▼

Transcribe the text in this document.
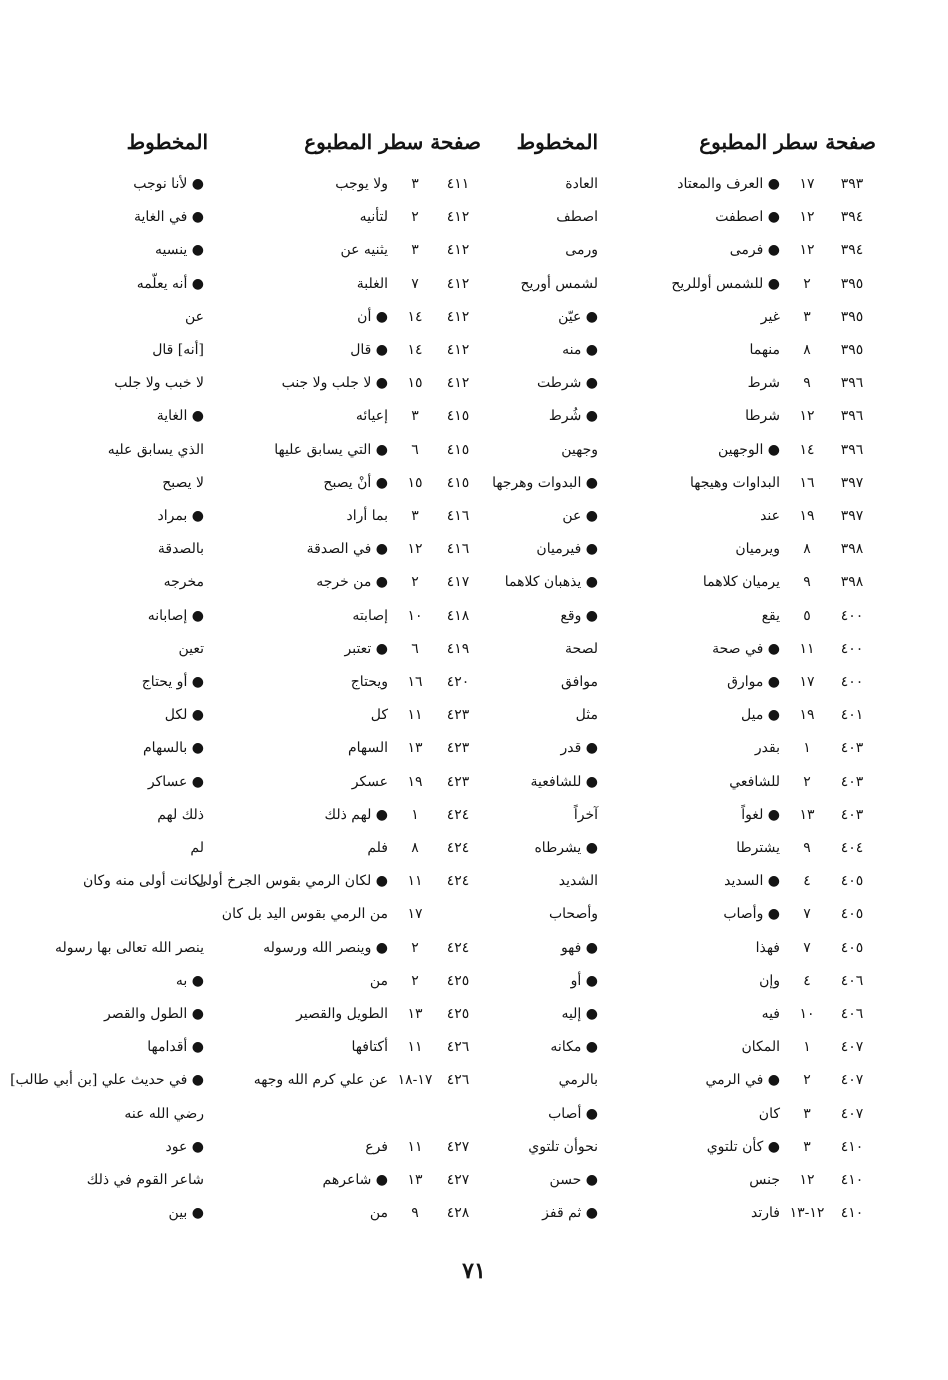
صفحة سطر المطبوع
المخطوط
صفحة سطر المطبوع
المخطوط
٣٩٣
١٧
● العرف والمعتاد
العادة
٤١١
٣
ولا يوجب
● لأنا نوجب
٣٩٤
١٢
● اصطفت
اصطف
٤١٢
٢
لتأنيه
● في الغاية
٣٩٤
١٢
● فرمى
ورمى
٤١٢
٣
يثنيه عن
● ينسيه
٣٩٥
٢
● للشمس أوللريح
لشمس أوريح
٤١٢
٧
الغلبة
● أنه يعلّمه
٣٩٥
٣
غير
● عيّن
٤١٢
١٤
● أن
عن
٣٩٥
٨
منهما
● منه
٤١٢
١٤
● قال
[أنه] قال
٣٩٦
٩
شرط
● شرطت
٤١٢
١٥
● لا جلب ولا جنب
لا خبب ولا جلب
٣٩٦
١٢
شرطا
● شُرط
٤١٥
٣
إعيائه
● الغاية
٣٩٦
١٤
● الوجهين
وجهين
٤١٥
٦
● التي يسابق عليها
الذي يسابق عليه
٣٩٧
١٦
البداوات وهيجها
● البدوات وهرجها
٤١٥
١٥
● أنْ يصبح
لا يصبح
٣٩٧
١٩
عند
● عن
٤١٦
٣
بما أراد
● بمراد
٣٩٨
٨
ويرميان
● فيرميان
٤١٦
١٢
● في الصدقة
بالصدقة
٣٩٨
٩
يرميان كلاهما
● يذهبان كلاهما
٤١٧
٢
● من خرجه
مخرجه
٤٠٠
٥
يقع
● وقع
٤١٨
١٠
إصابته
● إصابانه
٤٠٠
١١
● في صحة
لصحة
٤١٩
٦
● تعتبر
تعين
٤٠٠
١٧
● موارق
موافق
٤٢٠
١٦
ويحتاج
● أو يحتاج
٤٠١
١٩
● ميل
مثل
٤٢٣
١١
كل
● لكل
٤٠٣
١
بقدر
● قدر
٤٢٣
١٣
السهام
● بالسهام
٤٠٣
٢
للشافعي
● للشافعية
٤٢٣
١٩
عسكر
● عساكر
٤٠٣
١٣
● لغواً
آخراً
٤٢٤
١
● لهم ذلك
ذلك لهم
٤٠٤
٩
يشترطا
● يشرطاه
٤٢٤
٨
فلم
لم
٤٠٥
٤
● السديد
الشديد
٤٢٤
١١
● لكان الرمي بقوس الجرخ أولى
لكانت أولى منه وكان
٤٠٥
٧
● وأصاب
وأصحاب
١٧
من الرمي بقوس اليد بل كان
٤٠٥
٧
فهذا
● فهو
٤٢٤
٢
● وينصر الله ورسوله
ينصر الله تعالى بها رسوله
٤٠٦
٤
وإن
● أو
٤٢٥
٢
من
● به
٤٠٦
١٠
فيه
● إليه
٤٢٥
١٣
الطويل والقصير
● الطول والقصر
٤٠٧
١
المكان
● مكانه
٤٢٦
١١
أكتافها
● أقدامها
٤٠٧
٢
● في الرمي
بالرمي
٤٢٦
١٧-١٨
عن علي كرم الله وجهه
● في حديث علي [بن أبي طالب]
٤٠٧
٣
كان
● أصاب
رضي الله عنه
٤١٠
٣
● كأن تلتوي
نحوأن تلتوي
٤٢٧
١١
فرع
● عود
٤١٠
١٢
جنس
● حسن
٤٢٧
١٣
● شاعرهم
شاعر القوم في ذلك
٤١٠
١٢-١٣
فارتد
● ثم قفز
٤٢٨
٩
من
● بين
٧١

▲

Count each line above in which the string "أولى" appears, then state only the total.

> **Output for this task**
2